Scan the records for the string "chip"; copy each line where it occurs.
┌─ RECORDS TO USE
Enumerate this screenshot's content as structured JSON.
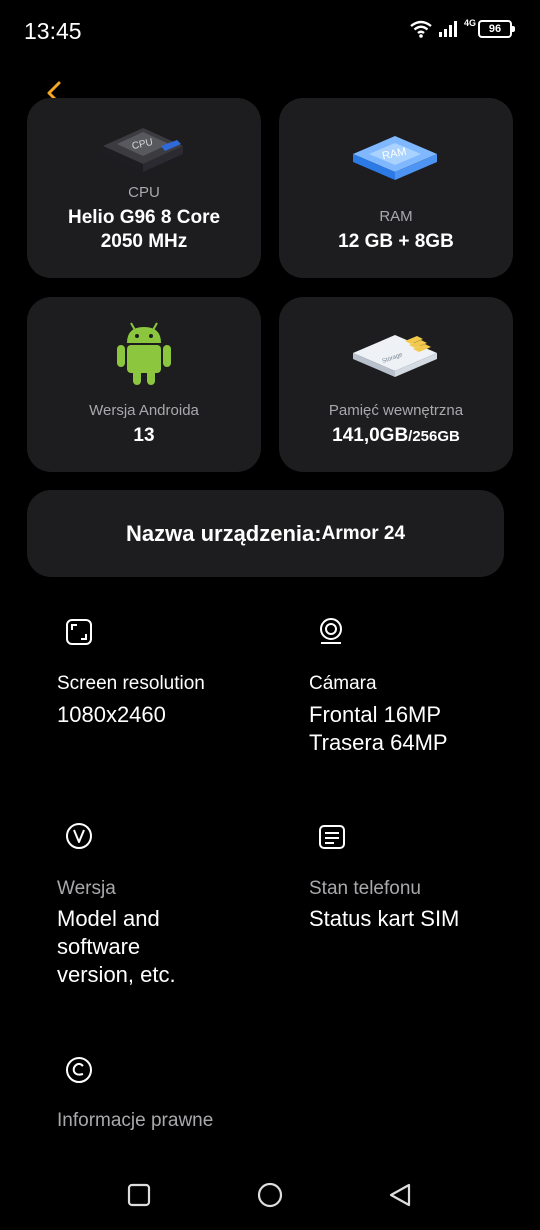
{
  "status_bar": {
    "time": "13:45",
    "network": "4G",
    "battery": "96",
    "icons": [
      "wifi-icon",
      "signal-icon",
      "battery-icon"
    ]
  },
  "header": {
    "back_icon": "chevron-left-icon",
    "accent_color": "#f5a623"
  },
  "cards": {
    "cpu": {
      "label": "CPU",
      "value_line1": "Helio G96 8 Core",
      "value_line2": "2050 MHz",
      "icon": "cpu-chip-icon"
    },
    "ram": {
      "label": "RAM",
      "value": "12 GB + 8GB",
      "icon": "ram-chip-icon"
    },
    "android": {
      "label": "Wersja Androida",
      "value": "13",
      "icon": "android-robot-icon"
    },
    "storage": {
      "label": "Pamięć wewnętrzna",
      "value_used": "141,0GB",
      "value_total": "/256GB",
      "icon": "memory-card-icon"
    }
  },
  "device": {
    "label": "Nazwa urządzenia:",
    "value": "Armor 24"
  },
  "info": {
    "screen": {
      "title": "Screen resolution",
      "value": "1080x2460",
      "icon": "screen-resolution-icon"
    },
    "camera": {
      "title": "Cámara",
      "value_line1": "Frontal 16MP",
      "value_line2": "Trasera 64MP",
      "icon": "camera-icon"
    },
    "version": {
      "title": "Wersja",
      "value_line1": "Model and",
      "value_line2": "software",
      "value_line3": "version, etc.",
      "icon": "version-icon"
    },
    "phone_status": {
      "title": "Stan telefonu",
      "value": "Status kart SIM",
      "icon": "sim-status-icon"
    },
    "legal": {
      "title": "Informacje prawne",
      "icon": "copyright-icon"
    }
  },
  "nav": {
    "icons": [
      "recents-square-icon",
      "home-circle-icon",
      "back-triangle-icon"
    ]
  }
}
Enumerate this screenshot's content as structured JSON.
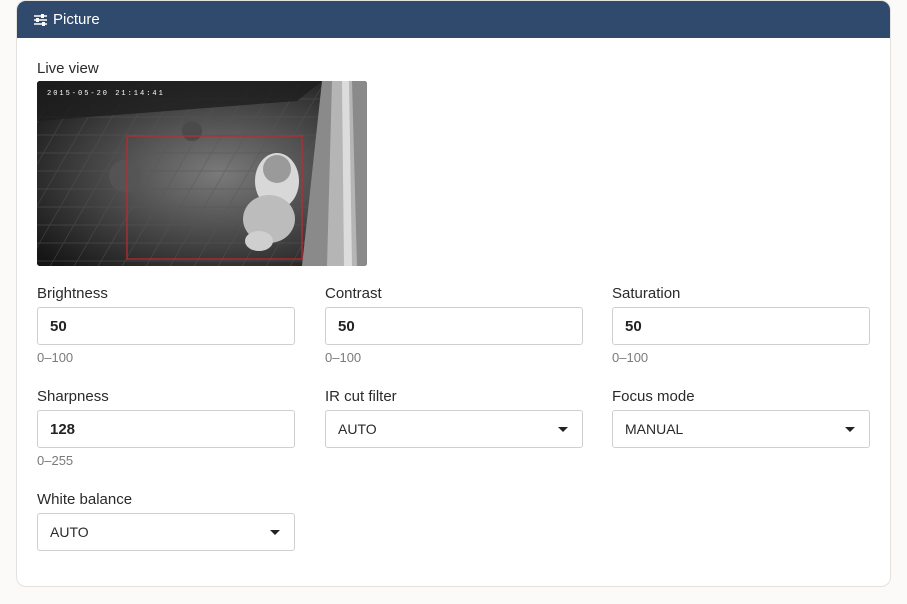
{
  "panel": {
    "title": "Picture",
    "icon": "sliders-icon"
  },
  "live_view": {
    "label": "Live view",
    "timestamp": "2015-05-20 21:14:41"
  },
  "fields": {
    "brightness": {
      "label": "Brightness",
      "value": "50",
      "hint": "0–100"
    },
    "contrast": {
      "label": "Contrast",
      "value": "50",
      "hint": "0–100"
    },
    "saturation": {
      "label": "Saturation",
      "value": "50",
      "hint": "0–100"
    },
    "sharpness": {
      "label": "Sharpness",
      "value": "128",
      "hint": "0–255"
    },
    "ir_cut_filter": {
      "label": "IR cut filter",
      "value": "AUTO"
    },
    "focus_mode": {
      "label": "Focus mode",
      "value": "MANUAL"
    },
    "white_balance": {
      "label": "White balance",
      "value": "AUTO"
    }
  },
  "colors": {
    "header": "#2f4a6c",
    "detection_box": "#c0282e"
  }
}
└─
## RESULT FOR THIS TASK
      "icon": "cpu-chip-icon"
      "icon": "ram-chip-icon"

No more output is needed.